Billionaire Richard Branson Will Beat Jeff Bezos to Space

Richard Branson is racing Jeff Bezos to their first sub-orbital flight into space.

Richard Branson is the founder of Virgin Galactic. He plans to fly into space aboard his company’s VSS Unity rocketplane on July 11 for an up-and-down test flight. Amazon-founder and rival Jeff Bezos plans to fly on his Blue Origin rocket into sub-orbital space on July 19.

Virgin Galactic and Blue Origin are competing for sub-orbital tourist launches.

SpaceX will fly its first orbital space tourists (4 at a time) later in 2021 through Inspiration4.

Nextbigfuture wishes Richard Branson, Jeff Bezos and the rest of the Virgin Galactic and Blue Origin crews safe journeys this month.

SOURCES – Virgin Galactic, Blue Origin, SpaceX, Inspiration 4
Written by Brian Wang, Nextbigfuture.com

46 thoughts on “Billionaire Richard Branson Will Beat Jeff Bezos to Space”

  1. The return of the Victorian idea of the gentleman adventurer? Safaris in space rather than in Africa. Good, more people will want to emulate them which will drive investment and innovation, which will continue to drive cost down. Of course, others will want to regulate them so that they don't disrupt the status quo.

  2. Musk likes a good joke, but I think that he understands that if he dies this year, then the Mars colonisation project is dead on the water. If he is not here to push for it, nobody will. Maybe others will push for O'Neill colonies (like our friend Dan), maybe for a science lab on the lunar South pole. But definitely nothing manned in translunar space, and thus a well-aimed supernova relativistic jet can sterilise all of human civilisation, no trouble.

    Maybe in another ten or twenty years things will have enough inertia that even if Elon dies in a stupid accident, the colony will still happen. For now, I think he knows he cannot afford to roll the dice.

  3. This is Musk we are talking about. Are we absolutely sure he won't just do that as a surprise?

    Livestream it from orbit where he's got a handicam to point down and record the Virgin flight? Make some virgin jokes that get the youtube video banned?

  4. Who was the first European aristocrat to die in the Americas?

    Don't know? I don't know. Nobody cares.

    The first to get there gets the glory. Leif Erikson. Christopher Columbus. Amerigo Vespucci.

    The first to stage a revolution and win independence. They get glory too. Washington, Bolivar, O'Higgins.

• **ENTRIES SHOWN**:
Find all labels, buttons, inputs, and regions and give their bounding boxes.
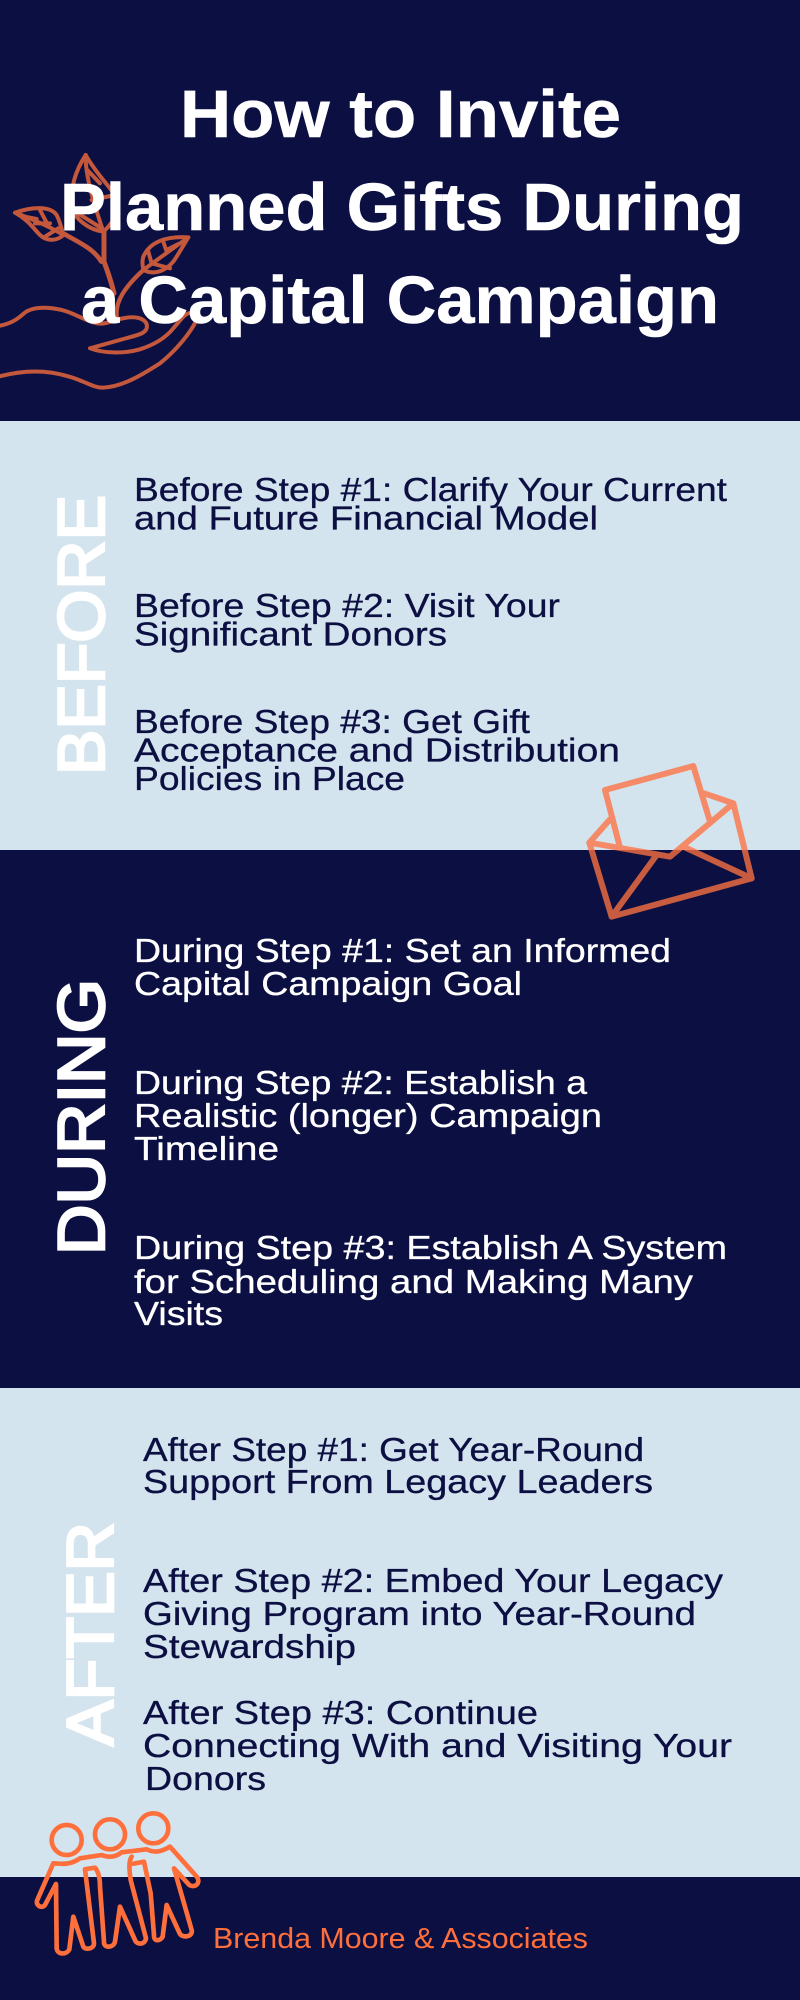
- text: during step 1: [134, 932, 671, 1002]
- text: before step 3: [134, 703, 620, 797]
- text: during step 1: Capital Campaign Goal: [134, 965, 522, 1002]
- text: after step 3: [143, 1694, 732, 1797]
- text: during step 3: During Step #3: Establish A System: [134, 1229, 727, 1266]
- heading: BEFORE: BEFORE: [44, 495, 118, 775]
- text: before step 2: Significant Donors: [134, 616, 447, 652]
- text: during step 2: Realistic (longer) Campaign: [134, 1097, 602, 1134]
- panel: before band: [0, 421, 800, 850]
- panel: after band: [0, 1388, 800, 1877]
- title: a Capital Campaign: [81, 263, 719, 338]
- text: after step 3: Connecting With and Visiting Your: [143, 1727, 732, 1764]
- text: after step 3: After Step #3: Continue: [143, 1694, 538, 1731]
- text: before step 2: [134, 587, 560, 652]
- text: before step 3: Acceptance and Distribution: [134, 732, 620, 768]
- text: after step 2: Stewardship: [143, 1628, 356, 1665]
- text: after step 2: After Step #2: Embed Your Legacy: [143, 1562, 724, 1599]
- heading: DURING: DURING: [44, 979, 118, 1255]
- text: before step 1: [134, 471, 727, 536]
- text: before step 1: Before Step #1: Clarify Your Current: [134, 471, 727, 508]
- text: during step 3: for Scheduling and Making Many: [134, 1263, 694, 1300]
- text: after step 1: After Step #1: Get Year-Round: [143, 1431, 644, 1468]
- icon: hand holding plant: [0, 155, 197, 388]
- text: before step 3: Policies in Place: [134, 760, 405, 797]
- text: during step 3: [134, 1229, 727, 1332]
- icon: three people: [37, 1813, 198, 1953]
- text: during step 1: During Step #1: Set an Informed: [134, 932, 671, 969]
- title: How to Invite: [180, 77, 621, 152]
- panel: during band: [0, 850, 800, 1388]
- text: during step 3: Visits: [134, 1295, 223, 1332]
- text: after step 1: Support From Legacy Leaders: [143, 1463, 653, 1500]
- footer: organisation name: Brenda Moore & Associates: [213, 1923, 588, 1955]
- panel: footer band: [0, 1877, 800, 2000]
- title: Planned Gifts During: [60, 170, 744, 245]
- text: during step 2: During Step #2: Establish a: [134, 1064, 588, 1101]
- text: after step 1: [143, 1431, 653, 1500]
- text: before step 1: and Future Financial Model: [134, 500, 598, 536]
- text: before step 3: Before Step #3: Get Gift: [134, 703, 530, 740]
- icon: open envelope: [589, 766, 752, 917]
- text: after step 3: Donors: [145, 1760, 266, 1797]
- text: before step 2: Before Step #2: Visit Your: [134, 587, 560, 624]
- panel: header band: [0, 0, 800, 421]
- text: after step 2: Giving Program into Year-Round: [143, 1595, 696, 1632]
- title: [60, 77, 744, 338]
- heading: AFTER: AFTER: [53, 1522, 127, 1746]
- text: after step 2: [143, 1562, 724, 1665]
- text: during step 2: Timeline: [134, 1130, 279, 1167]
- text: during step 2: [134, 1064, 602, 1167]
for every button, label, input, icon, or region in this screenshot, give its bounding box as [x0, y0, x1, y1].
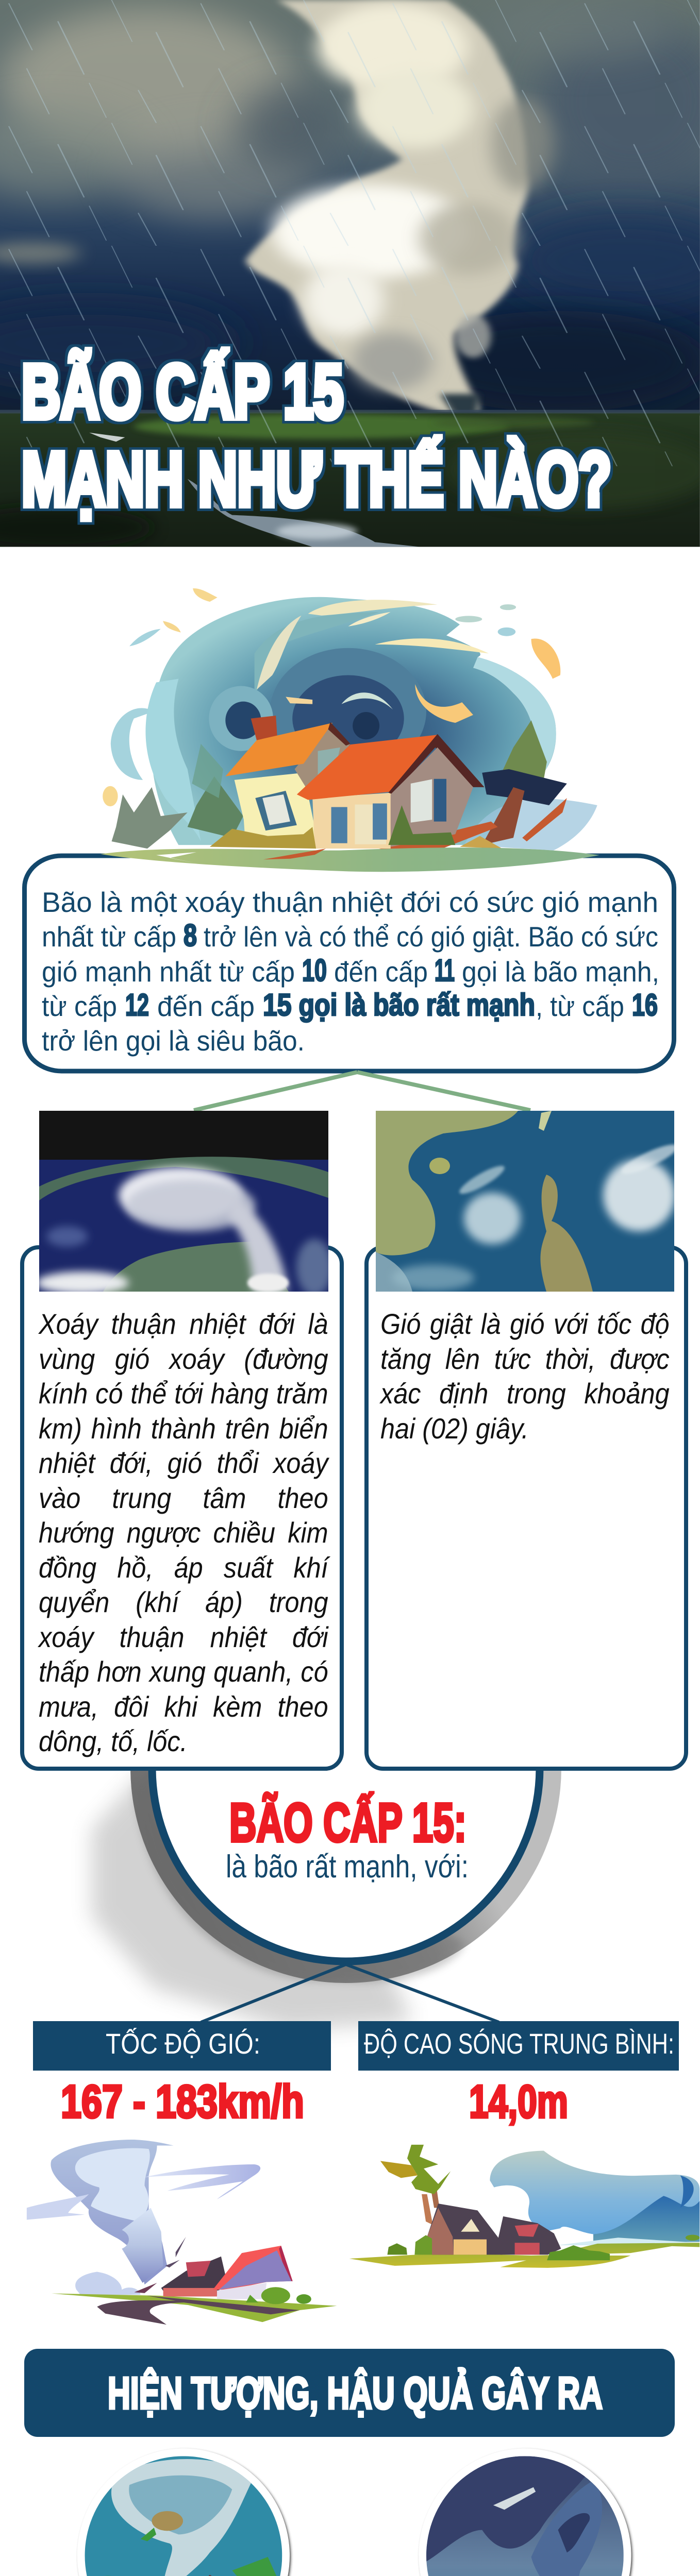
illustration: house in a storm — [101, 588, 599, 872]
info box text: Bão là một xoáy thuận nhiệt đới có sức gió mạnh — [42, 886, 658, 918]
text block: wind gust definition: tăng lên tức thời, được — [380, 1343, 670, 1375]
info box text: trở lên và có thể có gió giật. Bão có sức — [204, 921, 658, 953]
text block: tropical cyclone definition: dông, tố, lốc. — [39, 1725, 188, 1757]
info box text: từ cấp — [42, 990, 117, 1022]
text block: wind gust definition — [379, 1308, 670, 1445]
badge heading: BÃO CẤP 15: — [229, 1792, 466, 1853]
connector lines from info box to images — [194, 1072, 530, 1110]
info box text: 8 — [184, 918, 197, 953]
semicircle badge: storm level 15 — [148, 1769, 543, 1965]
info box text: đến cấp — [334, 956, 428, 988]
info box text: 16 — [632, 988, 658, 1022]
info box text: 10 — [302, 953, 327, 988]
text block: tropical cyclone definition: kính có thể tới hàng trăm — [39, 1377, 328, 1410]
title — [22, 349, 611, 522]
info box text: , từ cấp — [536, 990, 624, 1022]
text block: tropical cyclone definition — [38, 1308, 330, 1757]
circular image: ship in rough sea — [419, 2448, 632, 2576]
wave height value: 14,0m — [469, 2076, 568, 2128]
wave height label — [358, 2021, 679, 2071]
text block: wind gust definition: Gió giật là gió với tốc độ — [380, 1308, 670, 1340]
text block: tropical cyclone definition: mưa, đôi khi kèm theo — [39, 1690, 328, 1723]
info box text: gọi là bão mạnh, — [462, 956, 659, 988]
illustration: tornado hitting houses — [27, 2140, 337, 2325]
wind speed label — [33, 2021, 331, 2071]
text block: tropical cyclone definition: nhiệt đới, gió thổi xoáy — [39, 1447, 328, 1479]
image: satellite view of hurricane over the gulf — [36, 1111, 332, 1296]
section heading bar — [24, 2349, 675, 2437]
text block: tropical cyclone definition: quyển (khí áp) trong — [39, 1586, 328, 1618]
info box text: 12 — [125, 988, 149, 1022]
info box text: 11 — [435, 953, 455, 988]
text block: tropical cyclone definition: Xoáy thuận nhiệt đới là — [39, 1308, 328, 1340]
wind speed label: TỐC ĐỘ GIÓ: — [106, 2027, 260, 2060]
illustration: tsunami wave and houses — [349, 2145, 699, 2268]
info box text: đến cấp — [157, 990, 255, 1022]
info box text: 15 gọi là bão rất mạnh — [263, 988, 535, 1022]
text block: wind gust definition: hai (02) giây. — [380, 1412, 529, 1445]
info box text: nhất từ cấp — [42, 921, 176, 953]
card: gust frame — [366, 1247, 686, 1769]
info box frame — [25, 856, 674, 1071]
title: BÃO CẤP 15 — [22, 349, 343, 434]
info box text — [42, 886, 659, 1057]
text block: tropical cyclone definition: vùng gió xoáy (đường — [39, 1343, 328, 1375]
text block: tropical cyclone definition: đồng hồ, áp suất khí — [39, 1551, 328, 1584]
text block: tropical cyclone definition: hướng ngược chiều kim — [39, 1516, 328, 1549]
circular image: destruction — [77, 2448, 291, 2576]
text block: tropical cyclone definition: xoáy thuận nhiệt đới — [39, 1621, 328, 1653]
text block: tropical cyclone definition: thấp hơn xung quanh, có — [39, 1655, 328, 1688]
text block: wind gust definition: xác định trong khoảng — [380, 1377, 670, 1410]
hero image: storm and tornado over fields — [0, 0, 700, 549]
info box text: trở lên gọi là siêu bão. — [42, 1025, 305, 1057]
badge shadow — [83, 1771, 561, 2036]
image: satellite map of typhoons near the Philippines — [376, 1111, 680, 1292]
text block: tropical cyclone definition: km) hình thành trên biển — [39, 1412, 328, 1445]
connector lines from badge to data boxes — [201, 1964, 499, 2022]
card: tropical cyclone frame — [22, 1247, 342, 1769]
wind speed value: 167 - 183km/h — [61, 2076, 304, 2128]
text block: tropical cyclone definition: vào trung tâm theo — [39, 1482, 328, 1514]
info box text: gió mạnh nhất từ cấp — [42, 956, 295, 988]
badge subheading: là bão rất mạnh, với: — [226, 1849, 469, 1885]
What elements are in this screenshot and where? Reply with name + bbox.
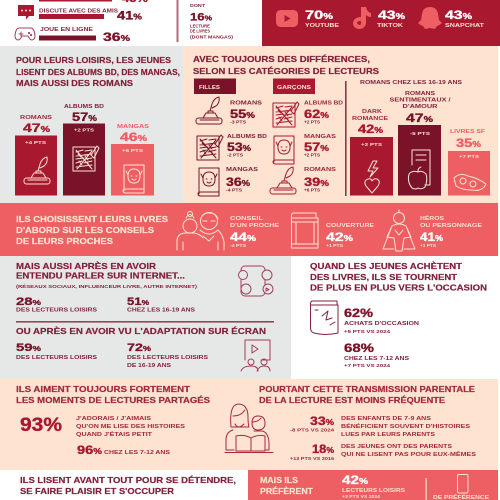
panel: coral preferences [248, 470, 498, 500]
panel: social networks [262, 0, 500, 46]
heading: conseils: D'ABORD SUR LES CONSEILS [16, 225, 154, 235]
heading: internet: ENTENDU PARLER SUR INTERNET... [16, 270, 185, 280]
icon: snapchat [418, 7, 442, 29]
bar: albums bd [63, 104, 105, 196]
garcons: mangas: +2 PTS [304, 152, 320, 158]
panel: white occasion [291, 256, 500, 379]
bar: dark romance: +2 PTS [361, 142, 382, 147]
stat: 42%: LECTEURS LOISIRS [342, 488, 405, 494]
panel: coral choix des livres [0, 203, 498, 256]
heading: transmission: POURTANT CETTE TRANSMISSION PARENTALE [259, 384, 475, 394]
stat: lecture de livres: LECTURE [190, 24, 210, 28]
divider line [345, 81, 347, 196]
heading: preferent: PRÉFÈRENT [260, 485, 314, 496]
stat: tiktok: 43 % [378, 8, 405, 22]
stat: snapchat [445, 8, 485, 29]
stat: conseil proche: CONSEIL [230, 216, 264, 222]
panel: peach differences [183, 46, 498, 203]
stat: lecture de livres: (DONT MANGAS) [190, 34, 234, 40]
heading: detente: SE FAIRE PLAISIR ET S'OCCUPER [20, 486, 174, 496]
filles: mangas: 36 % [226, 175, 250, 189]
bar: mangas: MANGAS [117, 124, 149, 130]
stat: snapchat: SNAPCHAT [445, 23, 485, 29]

• **REQUIREMENTS**:
(a) According to the article on Branson and Bezos, on what date does Jeff Bezos plan to fly into sub-orbital space?
(b) Decide whether each statement agrees with the article on Branson and Bezos, answering yes or no and quoting the words that settle it: (i) Richard Branson plans to fly aboard the VSS Unity rocketplane. (ii) SpaceX will fly its first orbital space tourists six at a time. (iii) Virgin Galactic and Blue Origin are competing for orbital tourist launches.
(c) Extract from the article on Branson and Bezos everything from "Richard Branson is the" down to "2021 through Inspiration4.".
The entries have no connection to the article on Branson and Bezos.

• **TASK ANSWERS**:
(a) July 19.

(b)
(i) Yes: "He plans to fly into space aboard his company’s VSS Unity rocketplane on July 11"
(ii) No: "(4 at a time)"
(iii) No: "Virgin Galactic and Blue Origin are competing for sub-orbital tourist launches."

(c)
Richard Branson is the founder of Virgin Galactic. He plans to fly into space aboard his company’s VSS Unity rocketplane on July 11 for an up-and-down test flight. Amazon-founder and rival Jeff Bezos plans to fly on his Blue Origin rocket into sub-orbital space on July 19.

Virgin Galactic and Blue Origin are competing for sub-orbital tourist launches.

SpaceX will fly its first orbital space tourists (4 at a time) later in 2021 through Inspiration4.